RECORDED DATA:
════════════════════

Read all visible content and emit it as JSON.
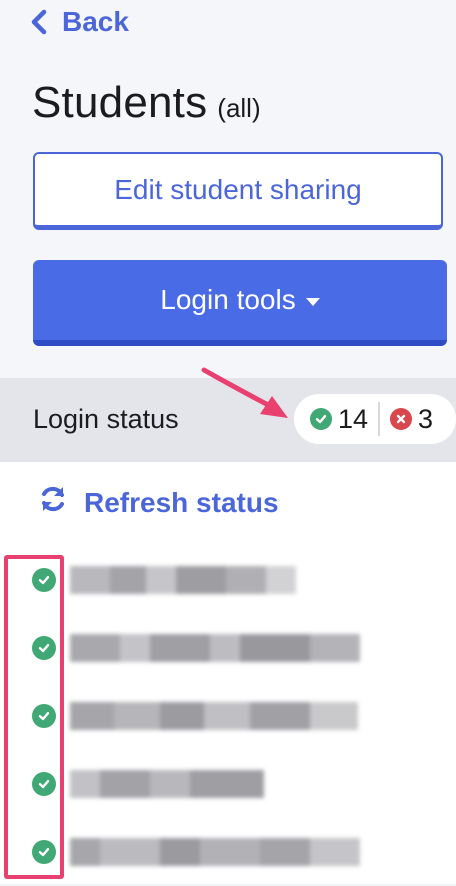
{
  "back": {
    "label": "Back",
    "icon": "chevron-left-icon"
  },
  "title": {
    "main": "Students",
    "sub": "(all)"
  },
  "buttons": {
    "edit_sharing": "Edit student sharing",
    "login_tools": "Login tools"
  },
  "login_status": {
    "label": "Login status",
    "logged_in_count": "14",
    "not_logged_in_count": "3"
  },
  "refresh": {
    "label": "Refresh status",
    "icon": "refresh-icon"
  },
  "students": [
    {
      "status": "logged-in",
      "name_redacted": true
    },
    {
      "status": "logged-in",
      "name_redacted": true
    },
    {
      "status": "logged-in",
      "name_redacted": true
    },
    {
      "status": "logged-in",
      "name_redacted": true
    },
    {
      "status": "logged-in",
      "name_redacted": true
    }
  ],
  "colors": {
    "accent": "#4a66d9",
    "primary_button": "#4a6be6",
    "success": "#3fa874",
    "error": "#d8464e",
    "annotation": "#e8406f"
  }
}
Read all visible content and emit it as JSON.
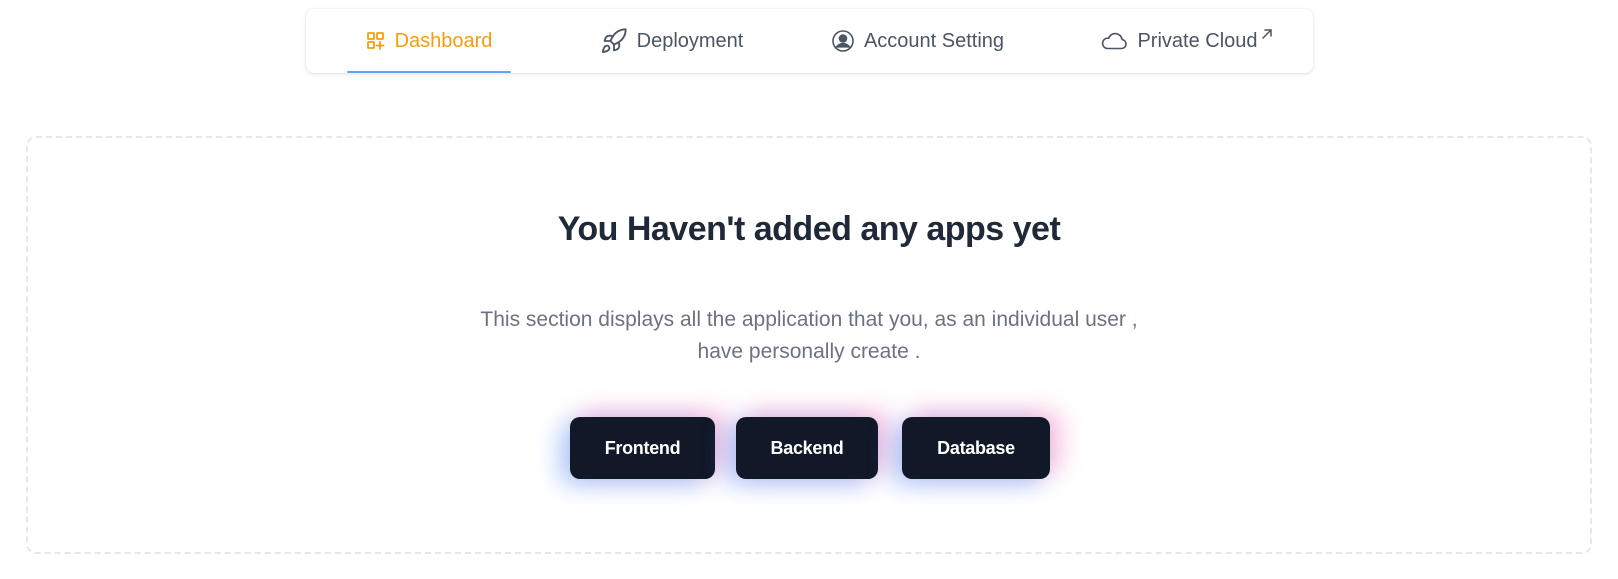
{
  "nav": {
    "tabs": [
      {
        "label": "Dashboard",
        "icon": "dashboard-grid-icon",
        "active": true
      },
      {
        "label": "Deployment",
        "icon": "rocket-icon",
        "active": false
      },
      {
        "label": "Account Setting",
        "icon": "user-circle-icon",
        "active": false
      },
      {
        "label": "Private Cloud",
        "icon": "cloud-icon",
        "external_icon": "external-link-arrow-icon",
        "active": false
      }
    ]
  },
  "empty_state": {
    "title": "You Haven't added any apps yet",
    "description_line1": "This section displays all the application that you, as an individual user ,",
    "description_line2": "have personally create ."
  },
  "buttons": {
    "frontend": "Frontend",
    "backend": "Backend",
    "database": "Database"
  },
  "colors": {
    "active_tab_text": "#f59e0b",
    "active_tab_underline": "#60a5fa",
    "button_bg": "#111827",
    "glow_blue": "#3b82f6",
    "glow_pink": "#f472b6"
  }
}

════════════════════

WHAT THE TASK REQUIRES: Transcribe the entries above verbatim, omitting their pictures.

OUTPUT:
Read all visible content and emit it as JSON.
{
  "back": {
    "label": "Back",
    "icon": "chevron-left-icon"
  },
  "title": {
    "main": "Students",
    "sub": "(all)"
  },
  "buttons": {
    "edit_sharing": "Edit student sharing",
    "login_tools": "Login tools"
  },
  "login_status": {
    "label": "Login status",
    "logged_in_count": "14",
    "not_logged_in_count": "3"
  },
  "refresh": {
    "label": "Refresh status",
    "icon": "refresh-icon"
  },
  "students": [
    {
      "status": "logged-in",
      "name_redacted": true
    },
    {
      "status": "logged-in",
      "name_redacted": true
    },
    {
      "status": "logged-in",
      "name_redacted": true
    },
    {
      "status": "logged-in",
      "name_redacted": true
    },
    {
      "status": "logged-in",
      "name_redacted": true
    }
  ],
  "colors": {
    "accent": "#4a66d9",
    "primary_button": "#4a6be6",
    "success": "#3fa874",
    "error": "#d8464e",
    "annotation": "#e8406f"
  }
}
Read all visible content and emit it as JSON.
{
  "nav": {
    "tabs": [
      {
        "label": "Dashboard",
        "icon": "dashboard-grid-icon",
        "active": true
      },
      {
        "label": "Deployment",
        "icon": "rocket-icon",
        "active": false
      },
      {
        "label": "Account Setting",
        "icon": "user-circle-icon",
        "active": false
      },
      {
        "label": "Private Cloud",
        "icon": "cloud-icon",
        "external_icon": "external-link-arrow-icon",
        "active": false
      }
    ]
  },
  "empty_state": {
    "title": "You Haven't added any apps yet",
    "description_line1": "This section displays all the application that you, as an individual user ,",
    "description_line2": "have personally create ."
  },
  "buttons": {
    "frontend": "Frontend",
    "backend": "Backend",
    "database": "Database"
  },
  "colors": {
    "active_tab_text": "#f59e0b",
    "active_tab_underline": "#60a5fa",
    "button_bg": "#111827",
    "glow_blue": "#3b82f6",
    "glow_pink": "#f472b6"
  }
}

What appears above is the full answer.